• Instruction:
Once the pictures are set aside, transcribe the remaining data exactly.

• Data excerpts:
┄┄┄┄┄┄

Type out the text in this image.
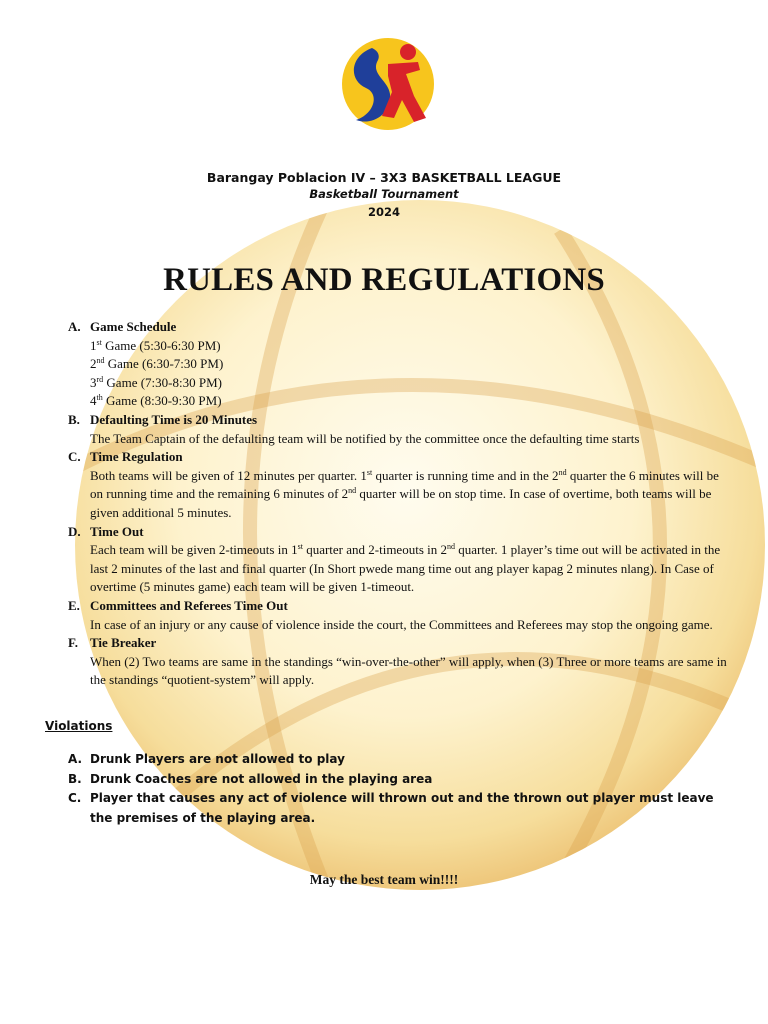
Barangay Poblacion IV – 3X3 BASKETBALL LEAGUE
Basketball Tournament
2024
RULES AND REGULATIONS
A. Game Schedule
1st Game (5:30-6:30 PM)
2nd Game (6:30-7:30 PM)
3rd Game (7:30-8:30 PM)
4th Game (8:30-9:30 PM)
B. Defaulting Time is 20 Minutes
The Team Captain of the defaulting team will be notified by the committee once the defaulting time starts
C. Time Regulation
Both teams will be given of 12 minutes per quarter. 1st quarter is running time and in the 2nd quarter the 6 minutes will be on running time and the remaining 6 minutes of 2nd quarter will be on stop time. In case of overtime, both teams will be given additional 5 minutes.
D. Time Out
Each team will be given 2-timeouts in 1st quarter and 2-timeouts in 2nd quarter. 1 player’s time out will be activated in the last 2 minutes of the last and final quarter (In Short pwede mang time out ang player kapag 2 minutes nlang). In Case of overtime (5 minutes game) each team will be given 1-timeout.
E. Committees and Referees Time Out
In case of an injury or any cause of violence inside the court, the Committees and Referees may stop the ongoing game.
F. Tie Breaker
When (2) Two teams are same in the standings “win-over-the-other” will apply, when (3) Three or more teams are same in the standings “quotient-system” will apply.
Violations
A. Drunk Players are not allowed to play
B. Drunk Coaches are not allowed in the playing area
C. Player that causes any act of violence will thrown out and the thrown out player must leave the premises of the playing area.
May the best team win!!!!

┄┄┄┄┄┄

• Solution to the problem:
Type out the text in this image.
Barangay Poblacion IV – 3X3 BASKETBALL LEAGUE
Basketball Tournament
2024
RULES AND REGULATIONS
A. Game Schedule
1st Game (5:30-6:30 PM)
2nd Game (6:30-7:30 PM)
3rd Game (7:30-8:30 PM)
4th Game (8:30-9:30 PM)
B. Defaulting Time is 20 Minutes
The Team Captain of the defaulting team will be notified by the committee once the defaulting time starts
C. Time Regulation
Both teams will be given of 12 minutes per quarter. 1st quarter is running time and in the 2nd quarter the 6 minutes will be on running time and the remaining 6 minutes of 2nd quarter will be on stop time. In case of overtime, both teams will be given additional 5 minutes.
D. Time Out
Each team will be given 2-timeouts in 1st quarter and 2-timeouts in 2nd quarter. 1 player’s time out will be activated in the last 2 minutes of the last and final quarter (In Short pwede mang time out ang player kapag 2 minutes nlang). In Case of overtime (5 minutes game) each team will be given 1-timeout.
E. Committees and Referees Time Out
In case of an injury or any cause of violence inside the court, the Committees and Referees may stop the ongoing game.
F. Tie Breaker
When (2) Two teams are same in the standings “win-over-the-other” will apply, when (3) Three or more teams are same in the standings “quotient-system” will apply.
Violations
A. Drunk Players are not allowed to play
B. Drunk Coaches are not allowed in the playing area
C. Player that causes any act of violence will thrown out and the thrown out player must leave the premises of the playing area.
May the best team win!!!!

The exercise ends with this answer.